**Your instructions**
Every entry must be repeated exactly. Exclude all pictures.

__________________________________________________

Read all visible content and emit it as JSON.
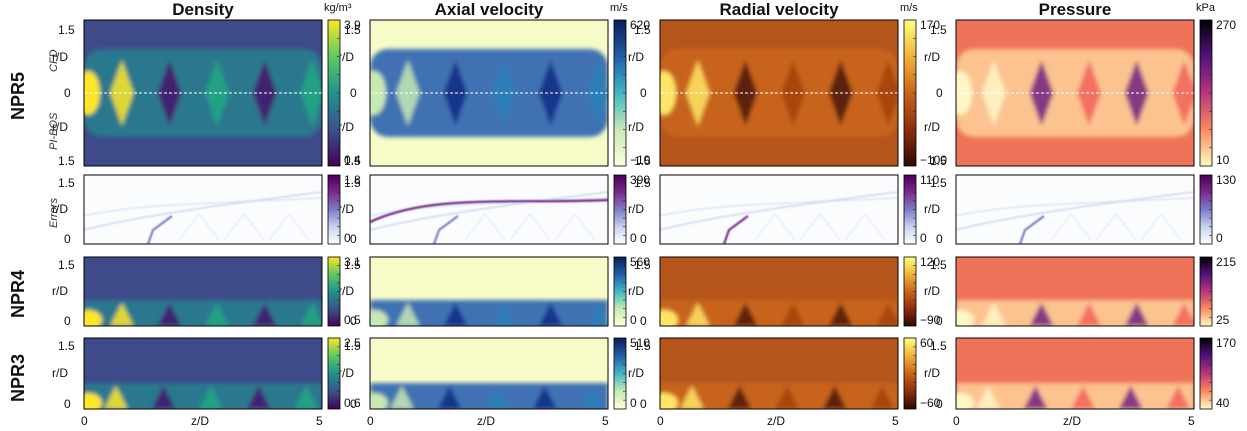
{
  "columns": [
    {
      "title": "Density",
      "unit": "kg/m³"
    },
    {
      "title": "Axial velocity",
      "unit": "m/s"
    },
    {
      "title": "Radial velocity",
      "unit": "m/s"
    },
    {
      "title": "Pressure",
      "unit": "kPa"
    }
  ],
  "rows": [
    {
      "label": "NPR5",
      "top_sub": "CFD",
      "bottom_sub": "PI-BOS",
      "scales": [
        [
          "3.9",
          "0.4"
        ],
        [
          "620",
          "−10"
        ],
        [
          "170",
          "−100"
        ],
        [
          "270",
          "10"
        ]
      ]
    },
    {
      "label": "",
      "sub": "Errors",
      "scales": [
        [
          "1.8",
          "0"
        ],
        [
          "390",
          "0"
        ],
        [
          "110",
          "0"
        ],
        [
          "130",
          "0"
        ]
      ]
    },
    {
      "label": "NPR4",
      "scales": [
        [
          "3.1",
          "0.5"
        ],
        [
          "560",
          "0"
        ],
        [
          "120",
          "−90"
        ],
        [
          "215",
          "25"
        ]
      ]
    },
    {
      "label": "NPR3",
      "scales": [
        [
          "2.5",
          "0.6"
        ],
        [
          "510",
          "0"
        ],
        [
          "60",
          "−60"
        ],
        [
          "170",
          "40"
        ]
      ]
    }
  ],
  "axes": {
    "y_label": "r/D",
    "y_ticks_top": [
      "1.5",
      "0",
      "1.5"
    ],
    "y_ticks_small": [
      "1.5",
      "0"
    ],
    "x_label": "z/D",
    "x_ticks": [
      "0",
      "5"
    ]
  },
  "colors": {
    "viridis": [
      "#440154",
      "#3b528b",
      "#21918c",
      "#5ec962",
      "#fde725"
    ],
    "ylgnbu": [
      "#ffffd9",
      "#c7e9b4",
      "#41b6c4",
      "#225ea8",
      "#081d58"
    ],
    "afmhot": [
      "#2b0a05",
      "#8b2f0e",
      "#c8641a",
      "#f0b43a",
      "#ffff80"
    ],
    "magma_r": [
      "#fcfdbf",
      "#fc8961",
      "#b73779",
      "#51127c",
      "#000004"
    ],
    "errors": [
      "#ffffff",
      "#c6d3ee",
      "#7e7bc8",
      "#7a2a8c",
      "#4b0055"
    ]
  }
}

__________________________________________________

**Written answer**
Read all visible content and emit it as JSON.
{
  "columns": [
    {
      "title": "Density",
      "unit": "kg/m³"
    },
    {
      "title": "Axial velocity",
      "unit": "m/s"
    },
    {
      "title": "Radial velocity",
      "unit": "m/s"
    },
    {
      "title": "Pressure",
      "unit": "kPa"
    }
  ],
  "rows": [
    {
      "label": "NPR5",
      "top_sub": "CFD",
      "bottom_sub": "PI-BOS",
      "scales": [
        [
          "3.9",
          "0.4"
        ],
        [
          "620",
          "−10"
        ],
        [
          "170",
          "−100"
        ],
        [
          "270",
          "10"
        ]
      ]
    },
    {
      "label": "",
      "sub": "Errors",
      "scales": [
        [
          "1.8",
          "0"
        ],
        [
          "390",
          "0"
        ],
        [
          "110",
          "0"
        ],
        [
          "130",
          "0"
        ]
      ]
    },
    {
      "label": "NPR4",
      "scales": [
        [
          "3.1",
          "0.5"
        ],
        [
          "560",
          "0"
        ],
        [
          "120",
          "−90"
        ],
        [
          "215",
          "25"
        ]
      ]
    },
    {
      "label": "NPR3",
      "scales": [
        [
          "2.5",
          "0.6"
        ],
        [
          "510",
          "0"
        ],
        [
          "60",
          "−60"
        ],
        [
          "170",
          "40"
        ]
      ]
    }
  ],
  "axes": {
    "y_label": "r/D",
    "y_ticks_top": [
      "1.5",
      "0",
      "1.5"
    ],
    "y_ticks_small": [
      "1.5",
      "0"
    ],
    "x_label": "z/D",
    "x_ticks": [
      "0",
      "5"
    ]
  },
  "colors": {
    "viridis": [
      "#440154",
      "#3b528b",
      "#21918c",
      "#5ec962",
      "#fde725"
    ],
    "ylgnbu": [
      "#ffffd9",
      "#c7e9b4",
      "#41b6c4",
      "#225ea8",
      "#081d58"
    ],
    "afmhot": [
      "#2b0a05",
      "#8b2f0e",
      "#c8641a",
      "#f0b43a",
      "#ffff80"
    ],
    "magma_r": [
      "#fcfdbf",
      "#fc8961",
      "#b73779",
      "#51127c",
      "#000004"
    ],
    "errors": [
      "#ffffff",
      "#c6d3ee",
      "#7e7bc8",
      "#7a2a8c",
      "#4b0055"
    ]
  }
}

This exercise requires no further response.